Repeat every record below exactly as it appears.

════════

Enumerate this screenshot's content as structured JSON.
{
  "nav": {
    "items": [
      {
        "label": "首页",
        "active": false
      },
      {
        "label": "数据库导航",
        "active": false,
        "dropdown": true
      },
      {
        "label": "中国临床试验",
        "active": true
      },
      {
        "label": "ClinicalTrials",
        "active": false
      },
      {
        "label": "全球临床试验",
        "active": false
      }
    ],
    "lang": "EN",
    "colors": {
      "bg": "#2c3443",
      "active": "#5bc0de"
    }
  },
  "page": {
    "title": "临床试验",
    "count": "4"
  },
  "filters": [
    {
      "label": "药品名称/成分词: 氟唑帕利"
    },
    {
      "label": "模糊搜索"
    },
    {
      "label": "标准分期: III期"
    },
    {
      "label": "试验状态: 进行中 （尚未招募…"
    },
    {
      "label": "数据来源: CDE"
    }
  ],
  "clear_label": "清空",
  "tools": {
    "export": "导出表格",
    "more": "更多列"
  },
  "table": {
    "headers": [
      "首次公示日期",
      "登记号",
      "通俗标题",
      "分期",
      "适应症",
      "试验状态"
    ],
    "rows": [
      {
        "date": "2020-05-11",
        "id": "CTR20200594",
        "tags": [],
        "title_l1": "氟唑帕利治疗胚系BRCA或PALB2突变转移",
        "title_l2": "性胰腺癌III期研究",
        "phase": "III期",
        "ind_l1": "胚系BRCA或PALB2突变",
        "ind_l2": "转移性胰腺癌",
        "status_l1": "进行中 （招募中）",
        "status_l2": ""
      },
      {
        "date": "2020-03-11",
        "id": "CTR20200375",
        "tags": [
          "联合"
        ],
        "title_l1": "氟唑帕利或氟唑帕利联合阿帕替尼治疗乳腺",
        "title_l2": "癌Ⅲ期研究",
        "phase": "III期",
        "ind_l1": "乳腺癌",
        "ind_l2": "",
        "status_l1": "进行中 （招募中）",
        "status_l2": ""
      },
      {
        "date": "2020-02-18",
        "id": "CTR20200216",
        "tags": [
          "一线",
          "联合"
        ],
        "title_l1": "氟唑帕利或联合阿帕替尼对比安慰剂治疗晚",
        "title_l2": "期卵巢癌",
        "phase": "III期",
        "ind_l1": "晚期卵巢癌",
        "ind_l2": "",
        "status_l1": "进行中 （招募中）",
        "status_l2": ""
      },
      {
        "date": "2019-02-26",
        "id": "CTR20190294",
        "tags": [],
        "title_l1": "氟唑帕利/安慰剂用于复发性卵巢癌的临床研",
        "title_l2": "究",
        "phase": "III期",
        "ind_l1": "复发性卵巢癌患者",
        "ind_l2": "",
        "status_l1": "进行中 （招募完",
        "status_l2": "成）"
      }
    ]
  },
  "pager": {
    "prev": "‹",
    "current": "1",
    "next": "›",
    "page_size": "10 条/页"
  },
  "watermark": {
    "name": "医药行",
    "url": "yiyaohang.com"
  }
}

════════

- **OUTPUT FOR THIS TASK**:
Enumerate this screenshot's content as structured JSON.
{
  "nav": {
    "items": [
      {
        "label": "首页",
        "active": false
      },
      {
        "label": "数据库导航",
        "active": false,
        "dropdown": true
      },
      {
        "label": "中国临床试验",
        "active": true
      },
      {
        "label": "ClinicalTrials",
        "active": false
      },
      {
        "label": "全球临床试验",
        "active": false
      }
    ],
    "lang": "EN",
    "colors": {
      "bg": "#2c3443",
      "active": "#5bc0de"
    }
  },
  "page": {
    "title": "临床试验",
    "count": "4"
  },
  "filters": [
    {
      "label": "药品名称/成分词: 氟唑帕利"
    },
    {
      "label": "模糊搜索"
    },
    {
      "label": "标准分期: III期"
    },
    {
      "label": "试验状态: 进行中 （尚未招募…"
    },
    {
      "label": "数据来源: CDE"
    }
  ],
  "clear_label": "清空",
  "tools": {
    "export": "导出表格",
    "more": "更多列"
  },
  "table": {
    "headers": [
      "首次公示日期",
      "登记号",
      "通俗标题",
      "分期",
      "适应症",
      "试验状态"
    ],
    "rows": [
      {
        "date": "2020-05-11",
        "id": "CTR20200594",
        "tags": [],
        "title_l1": "氟唑帕利治疗胚系BRCA或PALB2突变转移",
        "title_l2": "性胰腺癌III期研究",
        "phase": "III期",
        "ind_l1": "胚系BRCA或PALB2突变",
        "ind_l2": "转移性胰腺癌",
        "status_l1": "进行中 （招募中）",
        "status_l2": ""
      },
      {
        "date": "2020-03-11",
        "id": "CTR20200375",
        "tags": [
          "联合"
        ],
        "title_l1": "氟唑帕利或氟唑帕利联合阿帕替尼治疗乳腺",
        "title_l2": "癌Ⅲ期研究",
        "phase": "III期",
        "ind_l1": "乳腺癌",
        "ind_l2": "",
        "status_l1": "进行中 （招募中）",
        "status_l2": ""
      },
      {
        "date": "2020-02-18",
        "id": "CTR20200216",
        "tags": [
          "一线",
          "联合"
        ],
        "title_l1": "氟唑帕利或联合阿帕替尼对比安慰剂治疗晚",
        "title_l2": "期卵巢癌",
        "phase": "III期",
        "ind_l1": "晚期卵巢癌",
        "ind_l2": "",
        "status_l1": "进行中 （招募中）",
        "status_l2": ""
      },
      {
        "date": "2019-02-26",
        "id": "CTR20190294",
        "tags": [],
        "title_l1": "氟唑帕利/安慰剂用于复发性卵巢癌的临床研",
        "title_l2": "究",
        "phase": "III期",
        "ind_l1": "复发性卵巢癌患者",
        "ind_l2": "",
        "status_l1": "进行中 （招募完",
        "status_l2": "成）"
      }
    ]
  },
  "pager": {
    "prev": "‹",
    "current": "1",
    "next": "›",
    "page_size": "10 条/页"
  },
  "watermark": {
    "name": "医药行",
    "url": "yiyaohang.com"
  }
}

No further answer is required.